Written request:
Give every line again exactly as it appears, please, but not the pictures.

Extracted information:
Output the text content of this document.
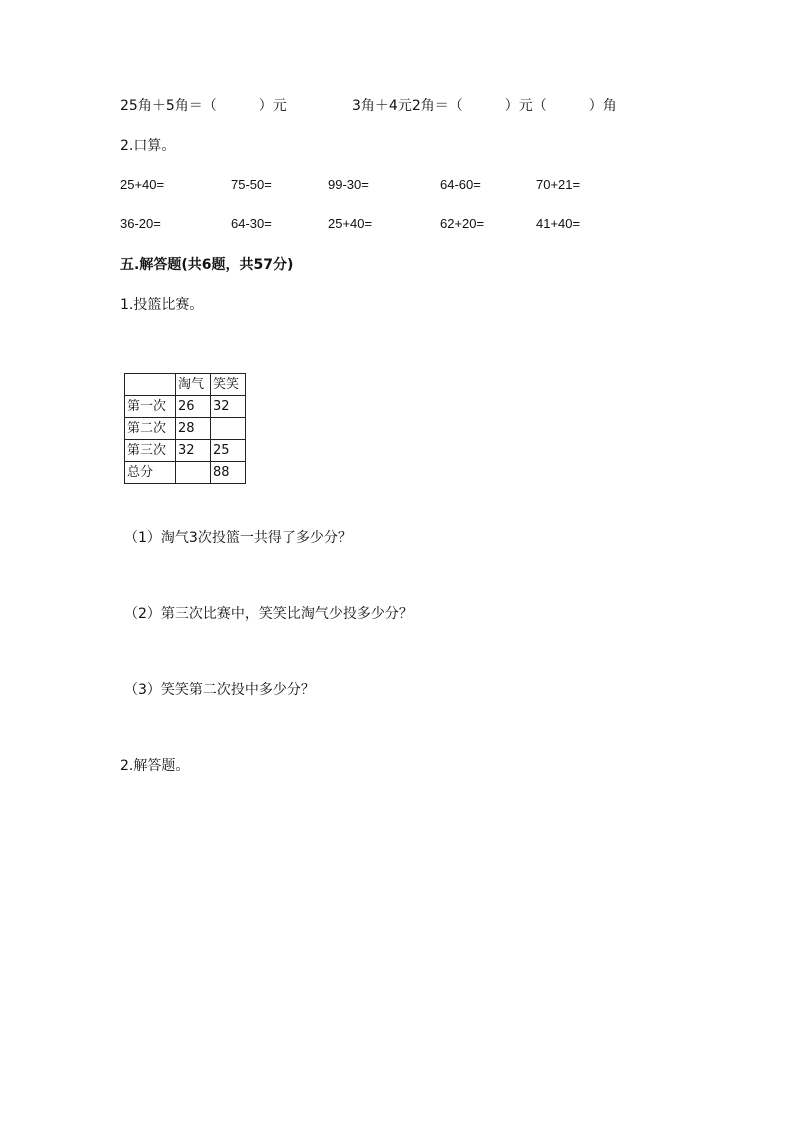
25角＋5角＝（　　　）元	3角＋4元2角＝（　　　）元（　　　）角
2.口算。
25+40=	75-50=	99-30=	64-60=	70+21=
36-20=	64-30=	25+40=	62+20=	41+40=
五.解答题(共6题，共57分)
1.投篮比赛。
	淘气	笑笑
第一次	26	32
第二次	28	
第三次	32	25
总分		88
（1）淘气3次投篮一共得了多少分？
（2）第三次比赛中，笑笑比淘气少投多少分？
（3）笑笑第二次投中多少分？
2.解答题。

Result of this task:
Output the text content of this document.
25角＋5角＝（　　　）元	3角＋4元2角＝（　　　）元（　　　）角
2.口算。
25+40=	75-50=	99-30=	64-60=	70+21=
36-20=	64-30=	25+40=	62+20=	41+40=
五.解答题(共6题，共57分)
1.投篮比赛。
	淘气	笑笑
第一次	26	32
第二次	28	
第三次	32	25
总分		88
（1）淘气3次投篮一共得了多少分？
（2）第三次比赛中，笑笑比淘气少投多少分？
（3）笑笑第二次投中多少分？
2.解答题。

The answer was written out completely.